:: Information given ::

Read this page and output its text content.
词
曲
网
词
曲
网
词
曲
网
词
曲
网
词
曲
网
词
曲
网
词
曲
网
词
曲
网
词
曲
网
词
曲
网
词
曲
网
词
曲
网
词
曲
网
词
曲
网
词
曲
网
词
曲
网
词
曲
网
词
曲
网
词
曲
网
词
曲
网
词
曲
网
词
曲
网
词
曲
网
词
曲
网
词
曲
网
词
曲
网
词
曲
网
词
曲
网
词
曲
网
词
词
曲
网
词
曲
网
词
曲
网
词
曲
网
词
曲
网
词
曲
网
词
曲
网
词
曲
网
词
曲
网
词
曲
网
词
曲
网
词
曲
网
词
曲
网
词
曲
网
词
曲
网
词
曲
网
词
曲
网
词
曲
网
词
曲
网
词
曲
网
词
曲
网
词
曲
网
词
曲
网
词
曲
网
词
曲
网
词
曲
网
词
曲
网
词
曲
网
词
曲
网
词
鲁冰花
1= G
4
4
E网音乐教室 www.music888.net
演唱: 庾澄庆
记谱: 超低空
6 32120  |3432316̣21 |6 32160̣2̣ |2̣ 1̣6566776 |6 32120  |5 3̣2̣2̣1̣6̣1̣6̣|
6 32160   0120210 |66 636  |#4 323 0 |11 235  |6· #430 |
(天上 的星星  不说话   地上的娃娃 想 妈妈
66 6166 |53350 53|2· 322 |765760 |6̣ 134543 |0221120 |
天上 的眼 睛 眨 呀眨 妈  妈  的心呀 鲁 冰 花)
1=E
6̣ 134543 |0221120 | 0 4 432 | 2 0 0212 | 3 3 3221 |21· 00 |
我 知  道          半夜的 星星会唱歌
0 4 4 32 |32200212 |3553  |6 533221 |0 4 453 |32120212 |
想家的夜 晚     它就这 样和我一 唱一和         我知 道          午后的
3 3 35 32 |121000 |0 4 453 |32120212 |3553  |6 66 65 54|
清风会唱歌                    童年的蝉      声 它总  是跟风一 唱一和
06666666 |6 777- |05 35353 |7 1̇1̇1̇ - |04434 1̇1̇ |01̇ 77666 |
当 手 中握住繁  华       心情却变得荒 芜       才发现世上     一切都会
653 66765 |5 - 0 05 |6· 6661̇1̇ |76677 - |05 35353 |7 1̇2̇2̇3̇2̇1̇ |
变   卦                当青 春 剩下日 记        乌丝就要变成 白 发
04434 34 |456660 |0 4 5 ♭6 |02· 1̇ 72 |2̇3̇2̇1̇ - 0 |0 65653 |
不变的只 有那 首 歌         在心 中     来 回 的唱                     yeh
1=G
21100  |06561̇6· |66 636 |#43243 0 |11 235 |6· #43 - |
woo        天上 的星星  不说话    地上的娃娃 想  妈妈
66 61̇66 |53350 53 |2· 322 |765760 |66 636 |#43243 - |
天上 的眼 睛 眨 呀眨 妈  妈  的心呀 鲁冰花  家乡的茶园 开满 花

:::

== Work instructions ==
Repeat every entry exactly, please.

== Written solution ==
Read this page and output its text content.
词
曲
网
词
曲
网
词
曲
网
词
曲
网
词
曲
网
词
曲
网
词
曲
网
词
曲
网
词
曲
网
词
曲
网
词
曲
网
词
曲
网
词
曲
网
词
曲
网
词
曲
网
词
曲
网
词
曲
网
词
曲
网
词
曲
网
词
曲
网
词
曲
网
词
曲
网
词
曲
网
词
曲
网
词
曲
网
词
曲
网
词
曲
网
词
曲
网
词
曲
网
词
词
曲
网
词
曲
网
词
曲
网
词
曲
网
词
曲
网
词
曲
网
词
曲
网
词
曲
网
词
曲
网
词
曲
网
词
曲
网
词
曲
网
词
曲
网
词
曲
网
词
曲
网
词
曲
网
词
曲
网
词
曲
网
词
曲
网
词
曲
网
词
曲
网
词
曲
网
词
曲
网
词
曲
网
词
曲
网
词
曲
网
词
曲
网
词
曲
网
词
曲
网
词
鲁冰花
1= G
4
4
E网音乐教室 www.music888.net
演唱: 庾澄庆
记谱: 超低空
6 32120  |3432316̣21 |6 32160̣2̣ |2̣ 1̣6566776 |6 32120  |5 3̣2̣2̣1̣6̣1̣6̣|
6 32160   0120210 |66 636  |#4 323 0 |11 235  |6· #430 |
(天上 的星星  不说话   地上的娃娃 想 妈妈
66 6166 |53350 53|2· 322 |765760 |6̣ 134543 |0221120 |
天上 的眼 睛 眨 呀眨 妈  妈  的心呀 鲁 冰 花)
1=E
6̣ 134543 |0221120 | 0 4 432 | 2 0 0212 | 3 3 3221 |21· 00 |
我 知  道          半夜的 星星会唱歌
0 4 4 32 |32200212 |3553  |6 533221 |0 4 453 |32120212 |
想家的夜 晚     它就这 样和我一 唱一和         我知 道          午后的
3 3 35 32 |121000 |0 4 453 |32120212 |3553  |6 66 65 54|
清风会唱歌                    童年的蝉      声 它总  是跟风一 唱一和
06666666 |6 777- |05 35353 |7 1̇1̇1̇ - |04434 1̇1̇ |01̇ 77666 |
当 手 中握住繁  华       心情却变得荒 芜       才发现世上     一切都会
653 66765 |5 - 0 05 |6· 6661̇1̇ |76677 - |05 35353 |7 1̇2̇2̇3̇2̇1̇ |
变   卦                当青 春 剩下日 记        乌丝就要变成 白 发
04434 34 |456660 |0 4 5 ♭6 |02· 1̇ 72 |2̇3̇2̇1̇ - 0 |0 65653 |
不变的只 有那 首 歌         在心 中     来 回 的唱                     yeh
1=G
21100  |06561̇6· |66 636 |#43243 0 |11 235 |6· #43 - |
woo        天上 的星星  不说话    地上的娃娃 想  妈妈
66 61̇66 |53350 53 |2· 322 |765760 |66 636 |#43243 - |
天上 的眼 睛 眨 呀眨 妈  妈  的心呀 鲁冰花  家乡的茶园 开满 花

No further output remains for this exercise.